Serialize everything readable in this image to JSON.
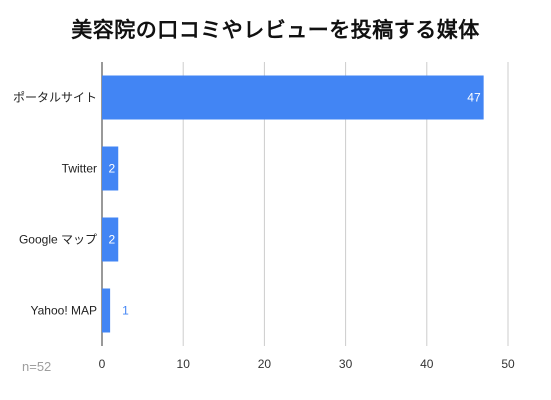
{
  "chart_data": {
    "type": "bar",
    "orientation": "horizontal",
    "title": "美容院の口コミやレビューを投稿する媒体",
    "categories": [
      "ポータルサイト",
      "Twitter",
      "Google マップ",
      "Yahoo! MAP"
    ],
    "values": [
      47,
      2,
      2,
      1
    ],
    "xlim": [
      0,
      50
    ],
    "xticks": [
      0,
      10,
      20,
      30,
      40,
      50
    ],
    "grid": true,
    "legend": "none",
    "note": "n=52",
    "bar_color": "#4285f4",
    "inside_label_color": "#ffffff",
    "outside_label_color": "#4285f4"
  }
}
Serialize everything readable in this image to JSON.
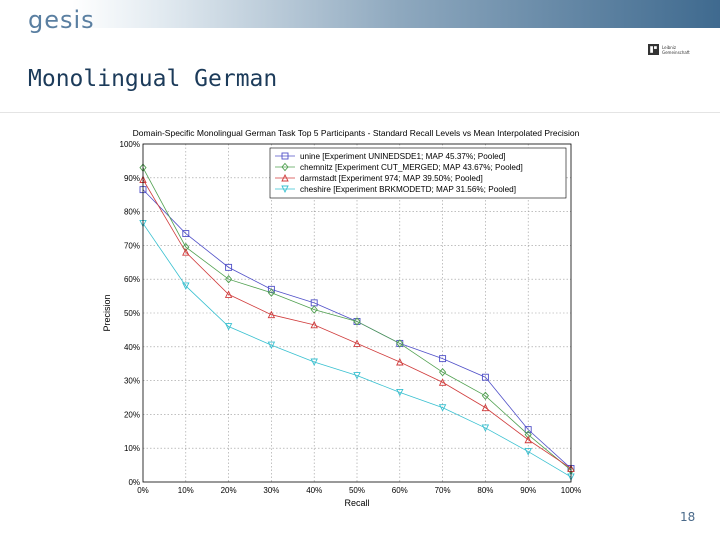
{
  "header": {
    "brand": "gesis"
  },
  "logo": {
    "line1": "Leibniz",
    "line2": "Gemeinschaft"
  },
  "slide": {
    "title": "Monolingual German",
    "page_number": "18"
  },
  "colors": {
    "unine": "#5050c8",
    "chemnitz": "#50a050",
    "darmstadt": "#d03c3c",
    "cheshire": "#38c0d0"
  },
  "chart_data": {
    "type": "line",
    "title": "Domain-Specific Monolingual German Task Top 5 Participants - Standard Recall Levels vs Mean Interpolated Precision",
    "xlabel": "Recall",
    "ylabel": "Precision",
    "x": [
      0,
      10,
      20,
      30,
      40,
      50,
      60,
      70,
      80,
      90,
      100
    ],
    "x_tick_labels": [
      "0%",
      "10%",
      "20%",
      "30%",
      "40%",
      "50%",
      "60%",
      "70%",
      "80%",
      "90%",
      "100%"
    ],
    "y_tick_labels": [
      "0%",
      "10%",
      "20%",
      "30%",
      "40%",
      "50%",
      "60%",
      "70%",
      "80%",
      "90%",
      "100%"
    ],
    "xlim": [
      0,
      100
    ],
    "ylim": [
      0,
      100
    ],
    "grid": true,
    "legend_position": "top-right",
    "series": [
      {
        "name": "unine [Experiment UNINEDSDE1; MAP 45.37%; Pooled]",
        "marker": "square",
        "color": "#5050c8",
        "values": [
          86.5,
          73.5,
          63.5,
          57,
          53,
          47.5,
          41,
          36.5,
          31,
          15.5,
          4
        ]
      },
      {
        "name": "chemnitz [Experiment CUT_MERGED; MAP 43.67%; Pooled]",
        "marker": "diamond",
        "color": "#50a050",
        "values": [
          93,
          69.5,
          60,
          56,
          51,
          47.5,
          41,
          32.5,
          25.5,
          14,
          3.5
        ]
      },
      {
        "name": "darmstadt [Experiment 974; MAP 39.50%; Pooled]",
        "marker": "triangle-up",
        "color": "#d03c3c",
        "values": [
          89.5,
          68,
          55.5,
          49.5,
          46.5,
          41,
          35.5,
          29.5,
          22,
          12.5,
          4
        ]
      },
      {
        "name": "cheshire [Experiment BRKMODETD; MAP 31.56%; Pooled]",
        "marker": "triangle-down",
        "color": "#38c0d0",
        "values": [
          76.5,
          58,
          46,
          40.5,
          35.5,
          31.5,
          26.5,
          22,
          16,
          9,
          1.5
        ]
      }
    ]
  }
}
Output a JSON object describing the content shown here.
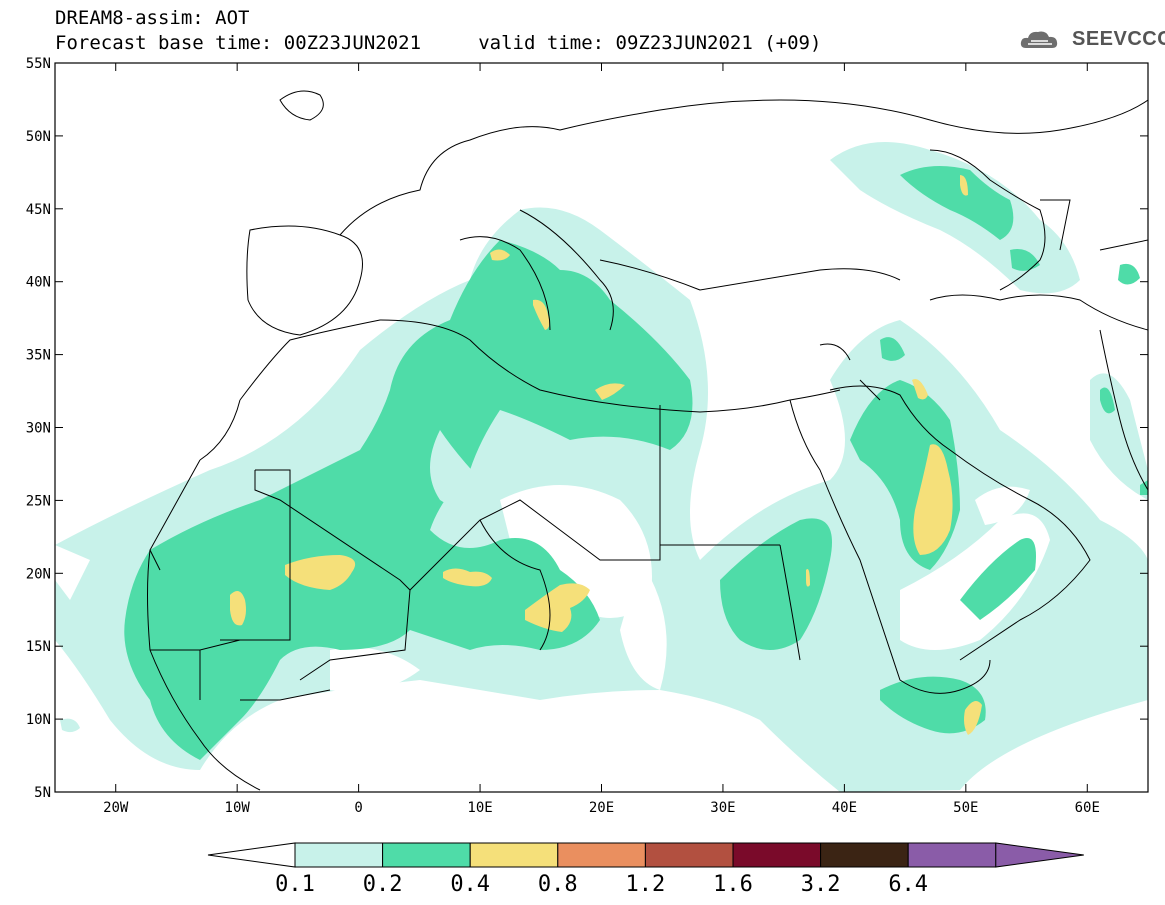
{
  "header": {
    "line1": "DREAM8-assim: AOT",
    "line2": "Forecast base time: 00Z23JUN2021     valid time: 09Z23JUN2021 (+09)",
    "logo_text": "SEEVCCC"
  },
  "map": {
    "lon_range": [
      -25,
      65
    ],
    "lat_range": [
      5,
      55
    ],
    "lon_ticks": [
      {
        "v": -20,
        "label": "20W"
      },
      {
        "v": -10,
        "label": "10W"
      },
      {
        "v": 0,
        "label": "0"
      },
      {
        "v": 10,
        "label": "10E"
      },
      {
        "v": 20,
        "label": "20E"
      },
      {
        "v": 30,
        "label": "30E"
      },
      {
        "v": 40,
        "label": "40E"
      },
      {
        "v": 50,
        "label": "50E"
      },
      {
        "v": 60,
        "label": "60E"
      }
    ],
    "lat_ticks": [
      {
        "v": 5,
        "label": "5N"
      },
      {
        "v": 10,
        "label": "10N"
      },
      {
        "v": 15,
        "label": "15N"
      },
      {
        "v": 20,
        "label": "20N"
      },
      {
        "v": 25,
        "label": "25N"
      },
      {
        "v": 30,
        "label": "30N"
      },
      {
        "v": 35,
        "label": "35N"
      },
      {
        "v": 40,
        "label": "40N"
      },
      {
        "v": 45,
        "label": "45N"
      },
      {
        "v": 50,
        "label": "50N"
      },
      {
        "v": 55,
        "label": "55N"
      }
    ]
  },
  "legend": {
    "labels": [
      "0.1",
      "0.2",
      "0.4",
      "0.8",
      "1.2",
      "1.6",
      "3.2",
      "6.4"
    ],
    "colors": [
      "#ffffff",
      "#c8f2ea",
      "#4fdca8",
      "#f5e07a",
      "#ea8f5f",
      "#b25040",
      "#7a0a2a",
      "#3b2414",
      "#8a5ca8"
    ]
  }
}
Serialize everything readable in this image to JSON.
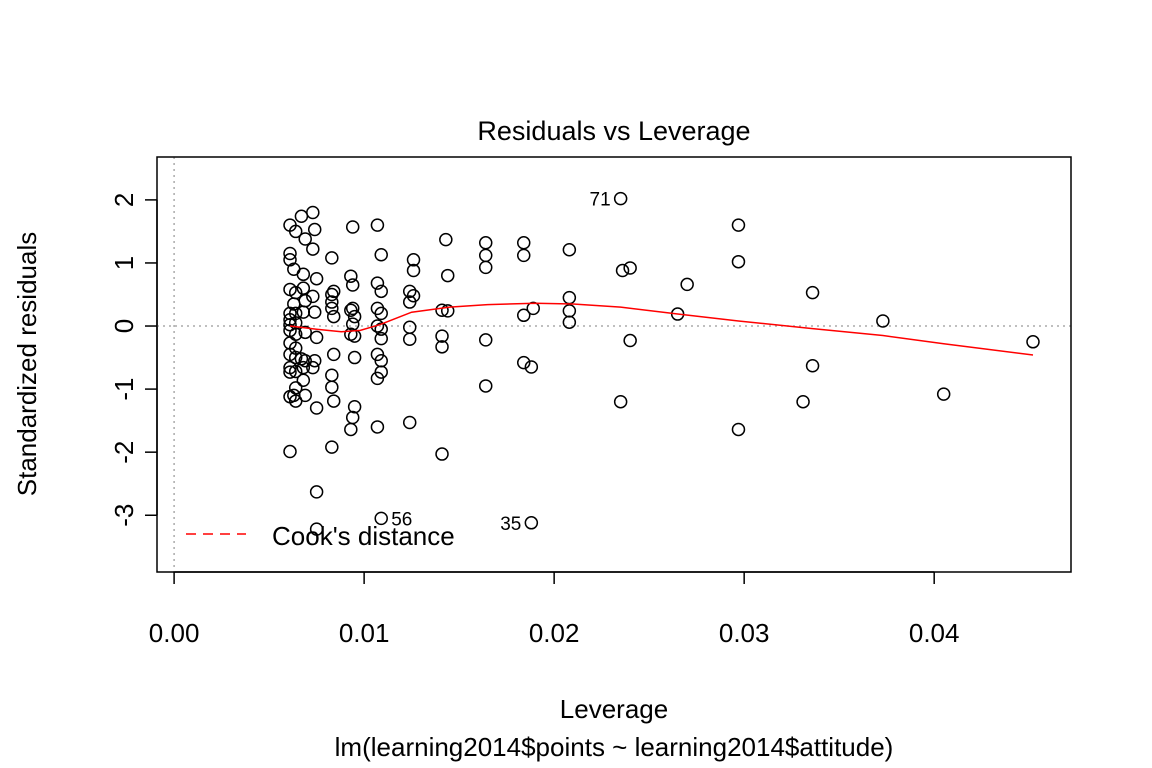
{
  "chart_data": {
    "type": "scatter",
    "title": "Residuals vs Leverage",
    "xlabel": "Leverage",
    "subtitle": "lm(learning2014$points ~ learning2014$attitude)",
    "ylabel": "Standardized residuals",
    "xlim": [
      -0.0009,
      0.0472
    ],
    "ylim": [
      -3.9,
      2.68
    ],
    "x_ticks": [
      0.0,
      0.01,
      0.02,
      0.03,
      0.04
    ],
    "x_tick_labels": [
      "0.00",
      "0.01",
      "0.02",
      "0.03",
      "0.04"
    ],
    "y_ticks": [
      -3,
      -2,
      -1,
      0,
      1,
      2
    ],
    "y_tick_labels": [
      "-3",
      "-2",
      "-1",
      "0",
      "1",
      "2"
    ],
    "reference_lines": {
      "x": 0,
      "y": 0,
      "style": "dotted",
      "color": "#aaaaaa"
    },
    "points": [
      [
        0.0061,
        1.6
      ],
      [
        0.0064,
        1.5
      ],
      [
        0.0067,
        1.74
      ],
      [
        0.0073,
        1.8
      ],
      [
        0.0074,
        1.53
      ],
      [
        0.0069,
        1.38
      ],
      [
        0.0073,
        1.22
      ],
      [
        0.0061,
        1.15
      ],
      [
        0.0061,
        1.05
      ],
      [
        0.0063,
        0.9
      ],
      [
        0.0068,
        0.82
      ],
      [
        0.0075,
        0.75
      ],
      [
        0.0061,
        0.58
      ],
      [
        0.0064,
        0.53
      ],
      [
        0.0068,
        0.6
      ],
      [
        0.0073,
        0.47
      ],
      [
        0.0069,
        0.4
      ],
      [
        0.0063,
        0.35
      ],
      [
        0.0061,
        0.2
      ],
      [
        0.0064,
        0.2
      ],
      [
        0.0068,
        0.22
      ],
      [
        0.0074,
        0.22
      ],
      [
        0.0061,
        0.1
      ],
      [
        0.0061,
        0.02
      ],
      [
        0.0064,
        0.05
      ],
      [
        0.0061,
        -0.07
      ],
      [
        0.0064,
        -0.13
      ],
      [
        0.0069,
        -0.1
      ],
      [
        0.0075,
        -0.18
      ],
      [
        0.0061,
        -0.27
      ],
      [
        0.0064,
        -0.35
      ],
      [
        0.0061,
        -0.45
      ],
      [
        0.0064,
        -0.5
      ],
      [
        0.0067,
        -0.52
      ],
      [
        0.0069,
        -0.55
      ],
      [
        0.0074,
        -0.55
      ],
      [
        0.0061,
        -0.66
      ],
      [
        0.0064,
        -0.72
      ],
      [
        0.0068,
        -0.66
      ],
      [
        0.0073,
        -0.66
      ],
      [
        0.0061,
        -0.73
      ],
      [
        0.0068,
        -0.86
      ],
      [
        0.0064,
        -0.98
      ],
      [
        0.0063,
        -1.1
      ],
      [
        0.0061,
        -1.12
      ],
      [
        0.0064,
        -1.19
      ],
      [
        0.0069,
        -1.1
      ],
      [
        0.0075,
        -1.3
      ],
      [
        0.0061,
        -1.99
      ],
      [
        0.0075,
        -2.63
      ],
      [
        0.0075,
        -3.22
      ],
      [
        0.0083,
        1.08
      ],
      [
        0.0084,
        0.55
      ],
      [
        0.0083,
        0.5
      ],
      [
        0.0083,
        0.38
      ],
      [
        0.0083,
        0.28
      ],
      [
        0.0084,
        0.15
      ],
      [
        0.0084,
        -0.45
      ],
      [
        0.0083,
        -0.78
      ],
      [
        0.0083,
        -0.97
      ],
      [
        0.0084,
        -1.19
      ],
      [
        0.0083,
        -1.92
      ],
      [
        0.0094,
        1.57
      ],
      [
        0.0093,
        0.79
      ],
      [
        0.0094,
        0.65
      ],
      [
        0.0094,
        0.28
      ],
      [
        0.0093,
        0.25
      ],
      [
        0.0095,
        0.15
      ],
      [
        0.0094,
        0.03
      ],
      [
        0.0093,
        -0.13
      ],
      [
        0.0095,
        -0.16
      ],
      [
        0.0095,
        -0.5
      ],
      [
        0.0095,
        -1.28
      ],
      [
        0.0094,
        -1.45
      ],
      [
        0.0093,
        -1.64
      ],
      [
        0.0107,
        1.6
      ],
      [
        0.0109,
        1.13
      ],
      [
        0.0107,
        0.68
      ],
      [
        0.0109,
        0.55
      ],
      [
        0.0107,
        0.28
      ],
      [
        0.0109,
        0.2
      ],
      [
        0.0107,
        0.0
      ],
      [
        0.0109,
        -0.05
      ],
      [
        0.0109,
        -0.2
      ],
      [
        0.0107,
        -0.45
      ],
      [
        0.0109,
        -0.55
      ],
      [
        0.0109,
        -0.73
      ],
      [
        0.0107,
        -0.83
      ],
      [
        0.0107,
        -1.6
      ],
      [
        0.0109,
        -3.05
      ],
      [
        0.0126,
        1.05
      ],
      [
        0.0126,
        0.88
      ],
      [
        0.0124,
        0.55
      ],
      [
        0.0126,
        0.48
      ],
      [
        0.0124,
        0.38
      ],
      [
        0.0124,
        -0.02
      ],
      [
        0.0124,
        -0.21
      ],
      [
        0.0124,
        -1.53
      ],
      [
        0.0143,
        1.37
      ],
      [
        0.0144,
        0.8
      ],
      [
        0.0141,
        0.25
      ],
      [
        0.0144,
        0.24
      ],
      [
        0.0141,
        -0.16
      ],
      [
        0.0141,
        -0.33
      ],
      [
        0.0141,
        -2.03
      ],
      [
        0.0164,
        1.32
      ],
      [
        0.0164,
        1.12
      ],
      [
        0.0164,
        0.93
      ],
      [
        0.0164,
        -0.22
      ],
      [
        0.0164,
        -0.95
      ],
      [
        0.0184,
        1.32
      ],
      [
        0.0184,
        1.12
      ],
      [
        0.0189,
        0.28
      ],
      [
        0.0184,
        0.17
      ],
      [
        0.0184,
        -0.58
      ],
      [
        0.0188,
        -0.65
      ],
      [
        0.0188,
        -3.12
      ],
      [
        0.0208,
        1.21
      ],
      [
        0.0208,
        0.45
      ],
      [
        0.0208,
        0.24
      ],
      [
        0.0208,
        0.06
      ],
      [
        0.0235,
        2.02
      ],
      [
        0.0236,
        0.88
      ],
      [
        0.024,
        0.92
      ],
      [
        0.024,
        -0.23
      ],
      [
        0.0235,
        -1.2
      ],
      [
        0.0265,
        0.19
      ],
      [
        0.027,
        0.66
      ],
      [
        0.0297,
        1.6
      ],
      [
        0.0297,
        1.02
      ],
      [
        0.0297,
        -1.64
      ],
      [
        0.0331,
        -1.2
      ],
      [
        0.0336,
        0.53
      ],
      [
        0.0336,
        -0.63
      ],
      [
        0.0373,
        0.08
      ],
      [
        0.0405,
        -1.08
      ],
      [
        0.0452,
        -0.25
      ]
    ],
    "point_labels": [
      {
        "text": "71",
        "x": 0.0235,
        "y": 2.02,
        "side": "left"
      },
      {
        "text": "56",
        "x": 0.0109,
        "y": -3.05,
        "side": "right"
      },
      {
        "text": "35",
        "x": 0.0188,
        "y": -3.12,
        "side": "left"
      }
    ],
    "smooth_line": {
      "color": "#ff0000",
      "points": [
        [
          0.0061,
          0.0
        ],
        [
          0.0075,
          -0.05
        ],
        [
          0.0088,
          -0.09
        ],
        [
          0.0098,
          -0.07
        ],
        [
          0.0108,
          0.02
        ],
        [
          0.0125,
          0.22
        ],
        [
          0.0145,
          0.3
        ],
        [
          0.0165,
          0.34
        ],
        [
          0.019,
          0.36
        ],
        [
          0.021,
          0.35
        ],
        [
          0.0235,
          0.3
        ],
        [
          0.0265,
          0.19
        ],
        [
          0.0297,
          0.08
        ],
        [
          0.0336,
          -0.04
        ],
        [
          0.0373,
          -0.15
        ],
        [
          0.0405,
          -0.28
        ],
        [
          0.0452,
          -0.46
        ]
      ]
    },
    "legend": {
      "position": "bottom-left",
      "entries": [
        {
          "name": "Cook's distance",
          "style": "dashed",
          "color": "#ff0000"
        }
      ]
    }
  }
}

+---+

- [Given request] Pull out all lines of the data with the string "unine".

- [Response to this exercise]
    "unine": "#5050c8",
        "name": "unine [Experiment UNINEDSDE1; MAP 45.37%; Pooled]",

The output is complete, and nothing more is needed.